Extracted data entries
####################

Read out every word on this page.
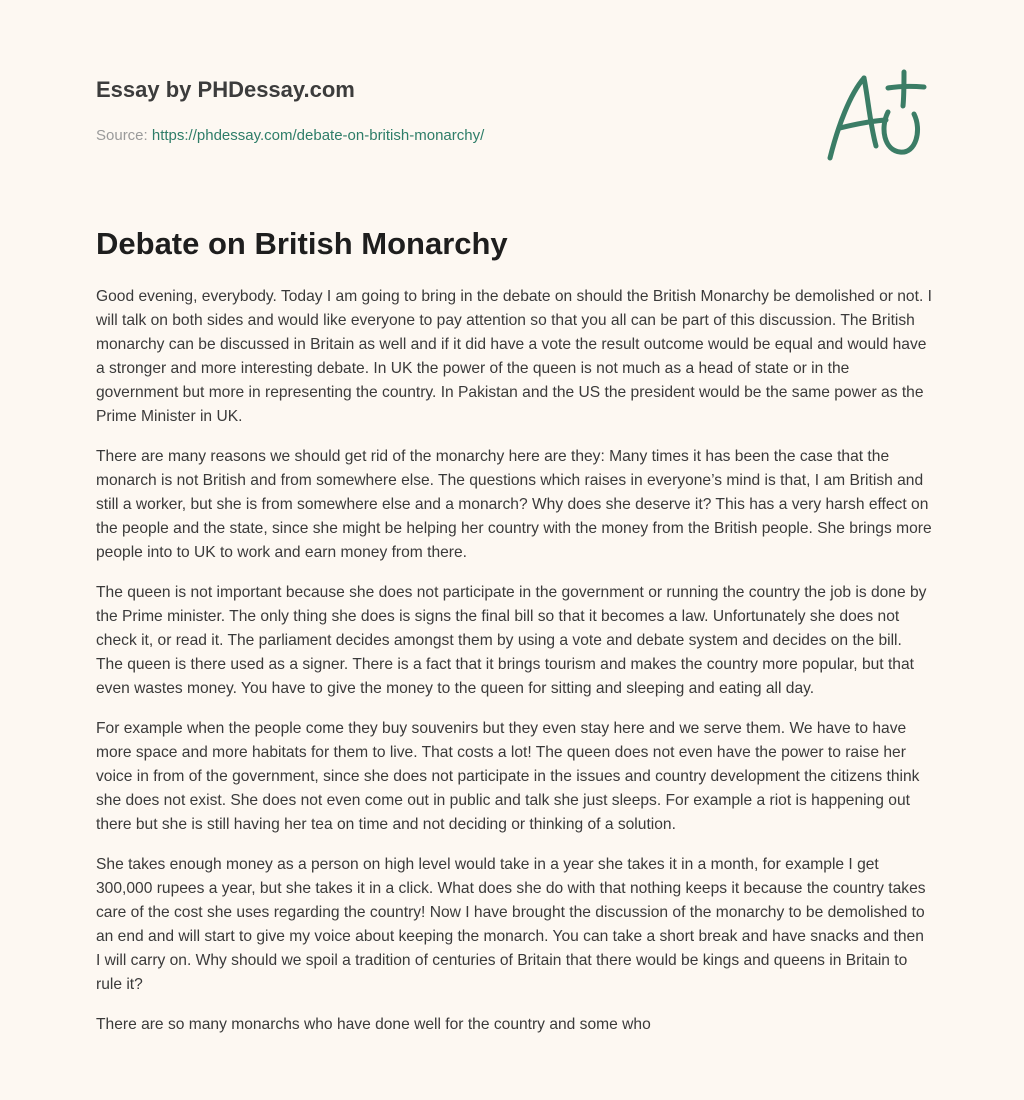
Essay by PHDessay.com
Source: https://phdessay.com/debate-on-british-monarchy/
Debate on British Monarchy

Good evening, everybody. Today I am going to bring in the debate on should the British Monarchy be demolished or not. I will talk on both sides and would like everyone to pay attention so that you all can be part of this discussion. The British monarchy can be discussed in Britain as well and if it did have a vote the result outcome would be equal and would have a stronger and more interesting debate. In UK the power of the queen is not much as a head of state or in the government but more in representing the country. In Pakistan and the US the president would be the same power as the Prime Minister in UK.

There are many reasons we should get rid of the monarchy here are they: Many times it has been the case that the monarch is not British and from somewhere else. The questions which raises in everyone’s mind is that, I am British and still a worker, but she is from somewhere else and a monarch? Why does she deserve it? This has a very harsh effect on the people and the state, since she might be helping her country with the money from the British people. She brings more people into to UK to work and earn money from there.

The queen is not important because she does not participate in the government or running the country the job is done by the Prime minister. The only thing she does is signs the final bill so that it becomes a law. Unfortunately she does not check it, or read it. The parliament decides amongst them by using a vote and debate system and decides on the bill. The queen is there used as a signer. There is a fact that it brings tourism and makes the country more popular, but that even wastes money. You have to give the money to the queen for sitting and sleeping and eating all day.

For example when the people come they buy souvenirs but they even stay here and we serve them. We have to have more space and more habitats for them to live. That costs a lot! The queen does not even have the power to raise her voice in from of the government, since she does not participate in the issues and country development the citizens think she does not exist. She does not even come out in public and talk she just sleeps. For example a riot is happening out there but she is still having her tea on time and not deciding or thinking of a solution.

She takes enough money as a person on high level would take in a year she takes it in a month, for example I get 300,000 rupees a year, but she takes it in a click. What does she do with that nothing keeps it because the country takes care of the cost she uses regarding the country! Now I have brought the discussion of the monarchy to be demolished to an end and will start to give my voice about keeping the monarch. You can take a short break and have snacks and then I will carry on. Why should we spoil a tradition of centuries of Britain that there would be kings and queens in Britain to rule it?

There are so many monarchs who have done well for the country and some who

####################

Identify every line holding the word "still" and copy it out.

--- Expected output ---
There are many reasons we should get rid of the monarchy here are they: Many times it has been the case that the monarch is not British and from somewhere else. The questions which raises in everyone’s mind is that, I am British and still a worker, but she is from somewhere else and a monarch? Why does she deserve it? This has a very harsh effect on the people and the state, since she might be helping her country with the money from the British people. She brings more people into to UK to work and earn money from there.
For example when the people come they buy souvenirs but they even stay here and we serve them. We have to have more space and more habitats for them to live. That costs a lot! The queen does not even have the power to raise her voice in from of the government, since she does not participate in the issues and country development the citizens think she does not exist. She does not even come out in public and talk she just sleeps. For example a riot is happening out there but she is still having her tea on time and not deciding or thinking of a solution.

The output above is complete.